> Exercise objective
Set down each record exactly as written.

(Records from a collection of figures)
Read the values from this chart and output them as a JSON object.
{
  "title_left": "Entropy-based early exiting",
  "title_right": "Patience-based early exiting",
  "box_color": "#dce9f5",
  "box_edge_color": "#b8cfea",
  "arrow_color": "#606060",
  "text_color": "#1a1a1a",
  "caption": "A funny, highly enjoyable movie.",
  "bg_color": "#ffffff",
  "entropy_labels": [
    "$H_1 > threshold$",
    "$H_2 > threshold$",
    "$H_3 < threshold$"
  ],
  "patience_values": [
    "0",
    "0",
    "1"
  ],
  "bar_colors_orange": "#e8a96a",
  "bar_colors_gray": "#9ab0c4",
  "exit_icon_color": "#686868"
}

> Reply to the task
Read the values from this chart and output them as a JSON object.
{
  "title_left": "Entropy-based early exiting",
  "title_right": "Patience-based early exiting",
  "box_color": "#dce9f5",
  "box_edge_color": "#b8cfea",
  "arrow_color": "#606060",
  "text_color": "#1a1a1a",
  "caption": "A funny, highly enjoyable movie.",
  "bg_color": "#ffffff",
  "entropy_labels": [
    "$H_1 > threshold$",
    "$H_2 > threshold$",
    "$H_3 < threshold$"
  ],
  "patience_values": [
    "0",
    "0",
    "1"
  ],
  "bar_colors_orange": "#e8a96a",
  "bar_colors_gray": "#9ab0c4",
  "exit_icon_color": "#686868"
}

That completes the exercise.